> [INSTRUCTION]: Leave out the pictures and copy everything else below exactly.

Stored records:
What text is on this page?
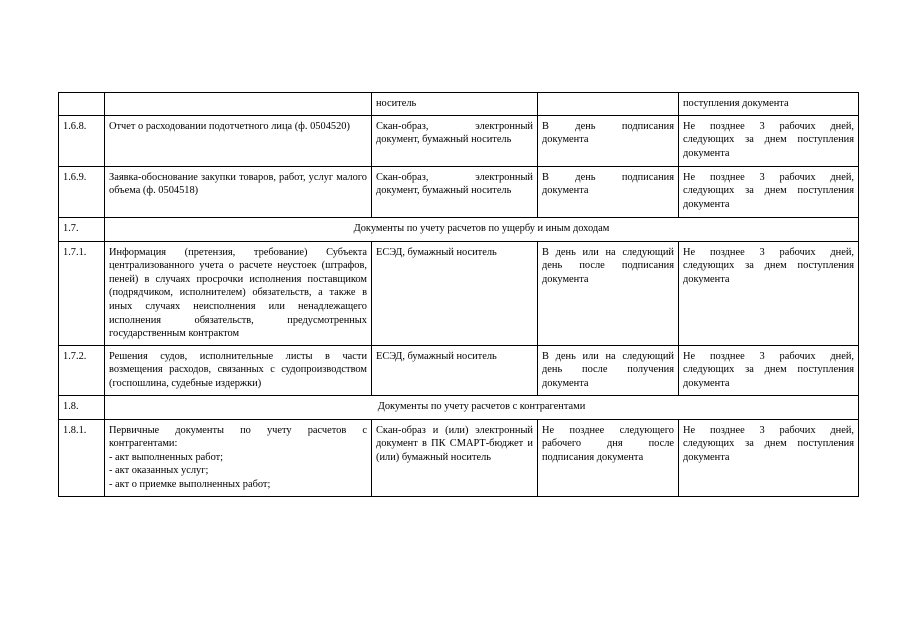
		носитель		поступления документа
1.6.8.	Отчет о расходовании подотчетного лица (ф. 0504520)	Скан-образ, электронный документ, бумажный носитель	В день подписания документа	Не позднее 3 рабочих дней, следующих за днем поступления документа
1.6.9.	Заявка-обоснование закупки товаров, работ, услуг малого объема (ф. 0504518)	Скан-образ, электронный документ, бумажный носитель	В день подписания документа	Не позднее 3 рабочих дней, следующих за днем поступления документа
1.7.	Документы по учету расчетов по ущербу и иным доходам			
1.7.1.	Информация (претензия, требование) Субъекта централизованного учета о расчете неустоек (штрафов, пеней) в случаях просрочки исполнения поставщиком (подрядчиком, исполнителем) обязательств, а также в иных случаях неисполнения или ненадлежащего исполнения обязательств, предусмотренных государственным контрактом	ЕСЭД, бумажный носитель	В день или на следующий день после подписания документа	Не позднее 3 рабочих дней, следующих за днем поступления документа
1.7.2.	Решения судов, исполнительные листы в части возмещения расходов, связанных с судопроизводством (госпошлина, судебные издержки)	ЕСЭД, бумажный носитель	В день или на следующий день после получения документа	Не позднее 3 рабочих дней, следующих за днем поступления документа
1.8.	Документы по учету расчетов с контрагентами			
1.8.1.	Первичные документы по учету расчетов с контрагентами:
- акт выполненных работ;
- акт оказанных услуг;
- акт о приемке выполненных работ;	Скан-образ и (или) электронный документ в ПК СМАРТ-бюджет и (или) бумажный носитель	Не позднее следующего рабочего дня после подписания документа	Не позднее 3 рабочих дней, следующих за днем поступления документа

> [FULL OUTPUT]:
What text is on this page?
		носитель		поступления документа
1.6.8.	Отчет о расходовании подотчетного лица (ф. 0504520)	Скан-образ, электронный документ, бумажный носитель	В день подписания документа	Не позднее 3 рабочих дней, следующих за днем поступления документа
1.6.9.	Заявка-обоснование закупки товаров, работ, услуг малого объема (ф. 0504518)	Скан-образ, электронный документ, бумажный носитель	В день подписания документа	Не позднее 3 рабочих дней, следующих за днем поступления документа
1.7.	Документы по учету расчетов по ущербу и иным доходам			
1.7.1.	Информация (претензия, требование) Субъекта централизованного учета о расчете неустоек (штрафов, пеней) в случаях просрочки исполнения поставщиком (подрядчиком, исполнителем) обязательств, а также в иных случаях неисполнения или ненадлежащего исполнения обязательств, предусмотренных государственным контрактом	ЕСЭД, бумажный носитель	В день или на следующий день после подписания документа	Не позднее 3 рабочих дней, следующих за днем поступления документа
1.7.2.	Решения судов, исполнительные листы в части возмещения расходов, связанных с судопроизводством (госпошлина, судебные издержки)	ЕСЭД, бумажный носитель	В день или на следующий день после получения документа	Не позднее 3 рабочих дней, следующих за днем поступления документа
1.8.	Документы по учету расчетов с контрагентами			
1.8.1.	Первичные документы по учету расчетов с контрагентами:
- акт выполненных работ;
- акт оказанных услуг;
- акт о приемке выполненных работ;	Скан-образ и (или) электронный документ в ПК СМАРТ-бюджет и (или) бумажный носитель	Не позднее следующего рабочего дня после подписания документа	Не позднее 3 рабочих дней, следующих за днем поступления документа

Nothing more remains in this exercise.